**Extracted text:**
_ _ _ _ _
Example 4 includes the apparatus as defined in example 3, wherein the type of the packet includes at least one of encrypted or plaintext.

Example 5 includes the apparatus as defined in example 2, wherein one or more of the at least one processor circuit is to generate the microservice instantiation request as a decryption microservice based on a type of the packet.

Example 6 includes the apparatus as defined in example 1, wherein one or more of the at least one processor circuit is to instantiate a first nested network function on the packet at a first time, and cause a second nested network function to execute on the packet at a second time after the first time.

Example 7 includes the apparatus as defined in example 6, wherein one or more of the at least one processor circuit is to instantiate the first nested network function as at least one of a data plane development kit (DPDK) function, an OpenDataPlane (ODP) function or an Express Data Path (XDP) function.

Example 8 includes the apparatus as defined in example 6, wherein one or more of the at least one processor circuit is to determine the second time based on an egress latency value associated with a first processor circuit.

Example 9 includes the apparatus as defined in example 8,

wherein one or more of the at least one processor circuit is to cause the second nested network function to instantiate a polling operation after a duration of the egress latency value.
_ _ _ _ _
**Exercise instructions:**
**1)** In the apparatus excerpt, take the part that opens with the words containing "Example 6 includes" and closes with "first processor circuit.", and write it out again with "nested network function" changed to "chained network function".
**2)** Collect each line of the entries that includes the word "program".
_ _ _ _ _
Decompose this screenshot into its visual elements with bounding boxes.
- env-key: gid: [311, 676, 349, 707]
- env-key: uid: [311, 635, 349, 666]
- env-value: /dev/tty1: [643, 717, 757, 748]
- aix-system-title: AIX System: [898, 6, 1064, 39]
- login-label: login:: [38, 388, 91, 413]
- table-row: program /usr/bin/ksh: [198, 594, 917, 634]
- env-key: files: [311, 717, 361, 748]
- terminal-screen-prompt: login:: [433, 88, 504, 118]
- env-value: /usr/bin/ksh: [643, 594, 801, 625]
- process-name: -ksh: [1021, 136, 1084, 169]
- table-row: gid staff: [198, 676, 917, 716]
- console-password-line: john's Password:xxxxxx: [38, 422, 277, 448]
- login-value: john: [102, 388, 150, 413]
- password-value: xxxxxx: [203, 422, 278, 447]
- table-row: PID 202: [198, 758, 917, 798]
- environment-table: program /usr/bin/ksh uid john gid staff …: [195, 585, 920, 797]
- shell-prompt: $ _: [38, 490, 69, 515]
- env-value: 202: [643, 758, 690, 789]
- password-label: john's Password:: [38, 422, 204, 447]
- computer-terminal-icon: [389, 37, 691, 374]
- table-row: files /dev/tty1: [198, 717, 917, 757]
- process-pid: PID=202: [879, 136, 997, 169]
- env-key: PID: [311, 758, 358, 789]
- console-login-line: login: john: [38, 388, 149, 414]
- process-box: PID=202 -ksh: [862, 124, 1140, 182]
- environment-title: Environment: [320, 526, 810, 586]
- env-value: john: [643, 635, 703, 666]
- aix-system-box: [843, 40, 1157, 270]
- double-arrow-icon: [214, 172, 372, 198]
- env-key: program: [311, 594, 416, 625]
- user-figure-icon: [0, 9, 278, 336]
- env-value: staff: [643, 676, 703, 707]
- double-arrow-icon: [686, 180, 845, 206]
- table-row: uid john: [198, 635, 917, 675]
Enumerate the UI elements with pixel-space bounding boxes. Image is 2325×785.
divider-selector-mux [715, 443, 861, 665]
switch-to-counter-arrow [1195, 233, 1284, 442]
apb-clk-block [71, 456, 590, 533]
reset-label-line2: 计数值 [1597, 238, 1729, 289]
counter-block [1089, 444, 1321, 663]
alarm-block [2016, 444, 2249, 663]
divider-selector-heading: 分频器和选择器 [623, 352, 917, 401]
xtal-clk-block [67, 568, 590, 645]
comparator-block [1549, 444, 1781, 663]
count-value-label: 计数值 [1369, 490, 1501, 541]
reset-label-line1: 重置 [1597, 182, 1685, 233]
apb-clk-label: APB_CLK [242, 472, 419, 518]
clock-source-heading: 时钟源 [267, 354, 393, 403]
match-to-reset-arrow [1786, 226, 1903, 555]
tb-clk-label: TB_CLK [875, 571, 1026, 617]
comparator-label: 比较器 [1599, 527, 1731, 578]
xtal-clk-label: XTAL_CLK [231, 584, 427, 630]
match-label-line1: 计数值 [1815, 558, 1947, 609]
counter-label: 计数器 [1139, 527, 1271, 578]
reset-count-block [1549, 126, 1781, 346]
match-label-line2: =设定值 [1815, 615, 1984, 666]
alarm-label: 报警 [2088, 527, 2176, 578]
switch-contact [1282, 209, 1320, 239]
_ _ _ _ _
**Results of the tasks:**
**1)**
Example 6 includes the apparatus as defined in example 1, wherein one or more of the at least one processor circuit is to instantiate a first chained network function on the packet at a first time, and cause a second chained network function to execute on the packet at a second time after the first time.

Example 7 includes the apparatus as defined in example 6, wherein one or more of the at least one processor circuit is to instantiate the first chained network function as at least one of a data plane development kit (DPDK) function, an OpenDataPlane (ODP) function or an Express Data Path (XDP) function.

Example 8 includes the apparatus as defined in example 6, wherein one or more of the at least one processor circuit is to determine the second time based on an egress latency value associated with a first processor circuit.

**2)**
- table-row: program /usr/bin/ksh: [198, 594, 917, 634]
- environment-table: program /usr/bin/ksh uid john gid staff …: [195, 585, 920, 797]
- env-key: program: [311, 594, 416, 625]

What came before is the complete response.